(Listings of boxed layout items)
▶

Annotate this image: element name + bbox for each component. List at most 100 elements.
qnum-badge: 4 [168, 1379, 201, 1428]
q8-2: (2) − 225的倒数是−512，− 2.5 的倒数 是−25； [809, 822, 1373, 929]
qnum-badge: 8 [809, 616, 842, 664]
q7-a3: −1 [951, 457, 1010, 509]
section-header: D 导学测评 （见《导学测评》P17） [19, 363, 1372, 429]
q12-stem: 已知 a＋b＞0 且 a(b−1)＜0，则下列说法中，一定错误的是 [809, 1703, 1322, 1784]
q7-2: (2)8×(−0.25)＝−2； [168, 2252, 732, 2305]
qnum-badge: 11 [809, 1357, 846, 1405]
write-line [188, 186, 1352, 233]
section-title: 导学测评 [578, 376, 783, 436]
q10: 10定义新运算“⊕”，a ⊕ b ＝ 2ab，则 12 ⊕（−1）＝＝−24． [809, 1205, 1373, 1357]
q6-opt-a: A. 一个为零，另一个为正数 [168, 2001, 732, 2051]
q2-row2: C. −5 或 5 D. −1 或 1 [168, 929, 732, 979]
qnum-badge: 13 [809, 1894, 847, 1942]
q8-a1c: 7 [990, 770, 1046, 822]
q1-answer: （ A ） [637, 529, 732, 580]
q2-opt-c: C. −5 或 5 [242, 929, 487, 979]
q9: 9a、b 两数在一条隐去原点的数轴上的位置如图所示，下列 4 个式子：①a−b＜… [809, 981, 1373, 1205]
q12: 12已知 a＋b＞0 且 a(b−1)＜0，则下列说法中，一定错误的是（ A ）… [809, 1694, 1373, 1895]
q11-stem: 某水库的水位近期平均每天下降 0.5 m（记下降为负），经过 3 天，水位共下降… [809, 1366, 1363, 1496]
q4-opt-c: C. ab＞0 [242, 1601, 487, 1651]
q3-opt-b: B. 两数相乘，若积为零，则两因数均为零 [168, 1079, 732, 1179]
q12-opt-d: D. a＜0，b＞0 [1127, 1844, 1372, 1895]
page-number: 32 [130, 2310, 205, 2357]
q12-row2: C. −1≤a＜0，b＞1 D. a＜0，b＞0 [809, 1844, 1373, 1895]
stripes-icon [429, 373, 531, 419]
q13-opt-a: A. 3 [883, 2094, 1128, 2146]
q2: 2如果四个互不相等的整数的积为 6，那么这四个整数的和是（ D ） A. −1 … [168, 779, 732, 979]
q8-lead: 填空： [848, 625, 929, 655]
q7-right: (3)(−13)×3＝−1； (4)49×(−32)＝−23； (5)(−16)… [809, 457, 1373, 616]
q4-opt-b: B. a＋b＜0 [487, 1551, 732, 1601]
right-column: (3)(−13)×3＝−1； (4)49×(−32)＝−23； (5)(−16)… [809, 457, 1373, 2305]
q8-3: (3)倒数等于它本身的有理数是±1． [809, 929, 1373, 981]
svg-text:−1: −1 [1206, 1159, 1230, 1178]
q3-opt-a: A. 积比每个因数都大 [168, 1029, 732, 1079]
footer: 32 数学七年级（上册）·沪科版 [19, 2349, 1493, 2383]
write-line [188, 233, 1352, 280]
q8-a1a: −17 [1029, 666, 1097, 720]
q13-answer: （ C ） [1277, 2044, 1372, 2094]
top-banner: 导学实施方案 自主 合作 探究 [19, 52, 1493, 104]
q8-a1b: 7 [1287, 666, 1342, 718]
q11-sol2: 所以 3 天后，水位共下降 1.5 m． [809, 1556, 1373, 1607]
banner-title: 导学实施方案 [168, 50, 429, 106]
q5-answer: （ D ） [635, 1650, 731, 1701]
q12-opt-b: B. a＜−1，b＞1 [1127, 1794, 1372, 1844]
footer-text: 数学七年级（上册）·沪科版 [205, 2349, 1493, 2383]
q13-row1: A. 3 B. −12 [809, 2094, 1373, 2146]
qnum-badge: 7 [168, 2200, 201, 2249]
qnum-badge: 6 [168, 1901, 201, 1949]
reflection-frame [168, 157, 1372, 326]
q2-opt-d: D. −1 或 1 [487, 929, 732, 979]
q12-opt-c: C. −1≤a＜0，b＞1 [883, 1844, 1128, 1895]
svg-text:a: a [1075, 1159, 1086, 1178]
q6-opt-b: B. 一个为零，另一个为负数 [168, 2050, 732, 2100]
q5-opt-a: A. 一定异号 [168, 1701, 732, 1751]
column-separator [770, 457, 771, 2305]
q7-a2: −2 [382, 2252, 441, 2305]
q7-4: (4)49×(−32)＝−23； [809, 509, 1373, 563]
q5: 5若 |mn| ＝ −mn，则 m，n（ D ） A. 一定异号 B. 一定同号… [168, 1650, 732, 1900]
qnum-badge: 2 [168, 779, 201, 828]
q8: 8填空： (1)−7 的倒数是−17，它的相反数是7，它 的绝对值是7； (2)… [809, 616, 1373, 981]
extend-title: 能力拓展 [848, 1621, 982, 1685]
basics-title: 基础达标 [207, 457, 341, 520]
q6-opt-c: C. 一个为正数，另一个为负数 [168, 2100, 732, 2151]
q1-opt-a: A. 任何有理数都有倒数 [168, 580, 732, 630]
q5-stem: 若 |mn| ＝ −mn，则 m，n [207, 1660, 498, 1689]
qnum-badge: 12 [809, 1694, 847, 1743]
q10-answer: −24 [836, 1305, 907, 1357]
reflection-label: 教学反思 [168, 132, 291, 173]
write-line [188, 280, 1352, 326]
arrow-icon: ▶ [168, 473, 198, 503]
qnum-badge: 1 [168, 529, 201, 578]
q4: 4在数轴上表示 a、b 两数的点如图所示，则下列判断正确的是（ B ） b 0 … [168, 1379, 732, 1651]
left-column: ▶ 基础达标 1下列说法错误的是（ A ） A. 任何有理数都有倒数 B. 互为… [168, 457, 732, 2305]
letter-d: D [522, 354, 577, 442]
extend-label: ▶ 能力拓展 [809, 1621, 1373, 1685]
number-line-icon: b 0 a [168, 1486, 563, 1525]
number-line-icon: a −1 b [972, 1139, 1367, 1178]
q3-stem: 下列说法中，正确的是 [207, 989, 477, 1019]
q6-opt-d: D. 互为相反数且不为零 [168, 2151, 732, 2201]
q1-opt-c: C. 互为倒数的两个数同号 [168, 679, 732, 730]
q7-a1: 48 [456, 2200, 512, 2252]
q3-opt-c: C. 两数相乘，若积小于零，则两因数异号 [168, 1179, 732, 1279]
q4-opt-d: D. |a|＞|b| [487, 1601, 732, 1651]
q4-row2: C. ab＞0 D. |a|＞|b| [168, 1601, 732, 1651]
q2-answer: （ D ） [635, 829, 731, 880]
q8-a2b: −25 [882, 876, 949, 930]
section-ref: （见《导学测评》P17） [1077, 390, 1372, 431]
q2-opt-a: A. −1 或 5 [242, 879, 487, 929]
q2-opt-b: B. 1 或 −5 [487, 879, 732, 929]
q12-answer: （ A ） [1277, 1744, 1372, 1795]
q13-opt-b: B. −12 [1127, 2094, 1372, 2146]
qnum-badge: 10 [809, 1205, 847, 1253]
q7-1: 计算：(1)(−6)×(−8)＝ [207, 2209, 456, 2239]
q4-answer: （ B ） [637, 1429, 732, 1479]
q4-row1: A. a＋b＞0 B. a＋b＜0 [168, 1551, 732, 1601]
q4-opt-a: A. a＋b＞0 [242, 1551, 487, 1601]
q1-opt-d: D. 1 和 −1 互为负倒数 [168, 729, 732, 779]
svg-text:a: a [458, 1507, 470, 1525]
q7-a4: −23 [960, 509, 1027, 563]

◀

* [What you need to do]: Copy the listing word for word, from its first line through the line containing "stripes-icon [429, 373, 531, 419]", including both.

* [The answer]:
Annotate this image: element name + bbox for each component. List at most 100 elements.
qnum-badge: 4 [168, 1379, 201, 1428]
q8-2: (2) − 225的倒数是−512，− 2.5 的倒数 是−25； [809, 822, 1373, 929]
qnum-badge: 8 [809, 616, 842, 664]
q7-a3: −1 [951, 457, 1010, 509]
section-header: D 导学测评 （见《导学测评》P17） [19, 363, 1372, 429]
q12-stem: 已知 a＋b＞0 且 a(b−1)＜0，则下列说法中，一定错误的是 [809, 1703, 1322, 1784]
q7-2: (2)8×(−0.25)＝−2； [168, 2252, 732, 2305]
qnum-badge: 11 [809, 1357, 846, 1405]
write-line [188, 186, 1352, 233]
section-title: 导学测评 [578, 376, 783, 436]
q10: 10定义新运算“⊕”，a ⊕ b ＝ 2ab，则 12 ⊕（−1）＝＝−24． [809, 1205, 1373, 1357]
q6-opt-a: A. 一个为零，另一个为正数 [168, 2001, 732, 2051]
q2-row2: C. −5 或 5 D. −1 或 1 [168, 929, 732, 979]
qnum-badge: 13 [809, 1894, 847, 1942]
q8-a1c: 7 [990, 770, 1046, 822]
q1-answer: （ A ） [637, 529, 732, 580]
q2-opt-c: C. −5 或 5 [242, 929, 487, 979]
q9: 9a、b 两数在一条隐去原点的数轴上的位置如图所示，下列 4 个式子：①a−b＜… [809, 981, 1373, 1205]
q12: 12已知 a＋b＞0 且 a(b−1)＜0，则下列说法中，一定错误的是（ A ）… [809, 1694, 1373, 1895]
q11-stem: 某水库的水位近期平均每天下降 0.5 m（记下降为负），经过 3 天，水位共下降… [809, 1366, 1363, 1496]
q4-opt-c: C. ab＞0 [242, 1601, 487, 1651]
q3-opt-b: B. 两数相乘，若积为零，则两因数均为零 [168, 1079, 732, 1179]
q12-opt-d: D. a＜0，b＞0 [1127, 1844, 1372, 1895]
page-number: 32 [130, 2310, 205, 2357]
q12-row2: C. −1≤a＜0，b＞1 D. a＜0，b＞0 [809, 1844, 1373, 1895]
stripes-icon [429, 373, 531, 419]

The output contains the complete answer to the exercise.